● EXERCISE DIRECTIONS
What is the count of lines that hold the word "аппарата"? Give only the number.

● INFORMATION SHOWN

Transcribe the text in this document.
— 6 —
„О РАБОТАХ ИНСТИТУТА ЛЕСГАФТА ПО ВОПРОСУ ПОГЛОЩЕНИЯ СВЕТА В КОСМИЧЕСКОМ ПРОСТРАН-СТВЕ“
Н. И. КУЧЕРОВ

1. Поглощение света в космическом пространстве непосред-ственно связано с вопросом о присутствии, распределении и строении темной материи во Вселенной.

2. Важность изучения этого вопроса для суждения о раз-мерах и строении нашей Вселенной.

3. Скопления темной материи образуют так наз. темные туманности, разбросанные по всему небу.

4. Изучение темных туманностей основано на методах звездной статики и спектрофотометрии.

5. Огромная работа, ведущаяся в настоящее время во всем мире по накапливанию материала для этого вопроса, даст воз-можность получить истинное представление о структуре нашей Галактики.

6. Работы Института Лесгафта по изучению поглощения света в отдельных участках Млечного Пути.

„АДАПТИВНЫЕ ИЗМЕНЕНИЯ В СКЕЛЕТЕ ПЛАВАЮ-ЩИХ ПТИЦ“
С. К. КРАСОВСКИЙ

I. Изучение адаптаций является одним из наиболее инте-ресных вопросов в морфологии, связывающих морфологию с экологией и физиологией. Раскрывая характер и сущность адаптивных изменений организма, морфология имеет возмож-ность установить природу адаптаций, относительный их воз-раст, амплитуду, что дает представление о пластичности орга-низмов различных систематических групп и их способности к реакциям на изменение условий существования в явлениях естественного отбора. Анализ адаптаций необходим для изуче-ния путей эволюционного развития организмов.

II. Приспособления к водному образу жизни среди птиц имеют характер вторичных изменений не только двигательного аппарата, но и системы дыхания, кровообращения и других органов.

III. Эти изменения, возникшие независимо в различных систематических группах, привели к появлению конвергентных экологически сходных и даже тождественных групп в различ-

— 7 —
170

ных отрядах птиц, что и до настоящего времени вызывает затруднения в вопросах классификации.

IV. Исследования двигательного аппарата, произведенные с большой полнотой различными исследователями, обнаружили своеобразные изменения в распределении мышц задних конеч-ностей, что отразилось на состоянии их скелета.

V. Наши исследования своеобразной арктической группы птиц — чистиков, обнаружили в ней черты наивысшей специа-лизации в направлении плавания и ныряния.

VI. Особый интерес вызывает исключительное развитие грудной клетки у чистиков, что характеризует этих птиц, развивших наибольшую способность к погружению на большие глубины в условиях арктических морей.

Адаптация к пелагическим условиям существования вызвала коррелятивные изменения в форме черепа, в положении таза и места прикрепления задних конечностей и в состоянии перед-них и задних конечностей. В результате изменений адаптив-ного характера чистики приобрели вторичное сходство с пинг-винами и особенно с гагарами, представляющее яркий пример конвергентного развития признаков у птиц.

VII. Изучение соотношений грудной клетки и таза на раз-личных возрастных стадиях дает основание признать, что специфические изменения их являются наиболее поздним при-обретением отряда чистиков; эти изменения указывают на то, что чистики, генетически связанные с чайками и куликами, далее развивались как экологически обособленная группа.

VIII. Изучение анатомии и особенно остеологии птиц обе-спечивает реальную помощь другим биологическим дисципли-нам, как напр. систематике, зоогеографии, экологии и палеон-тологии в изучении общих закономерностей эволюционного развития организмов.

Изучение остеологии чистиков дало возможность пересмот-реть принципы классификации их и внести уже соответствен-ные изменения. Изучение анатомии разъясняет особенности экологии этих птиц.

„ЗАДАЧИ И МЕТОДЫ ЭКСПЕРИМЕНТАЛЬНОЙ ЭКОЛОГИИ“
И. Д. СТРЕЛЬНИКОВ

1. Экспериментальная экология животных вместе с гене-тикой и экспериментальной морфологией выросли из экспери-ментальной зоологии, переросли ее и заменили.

● PROBLEM SOLUTION
2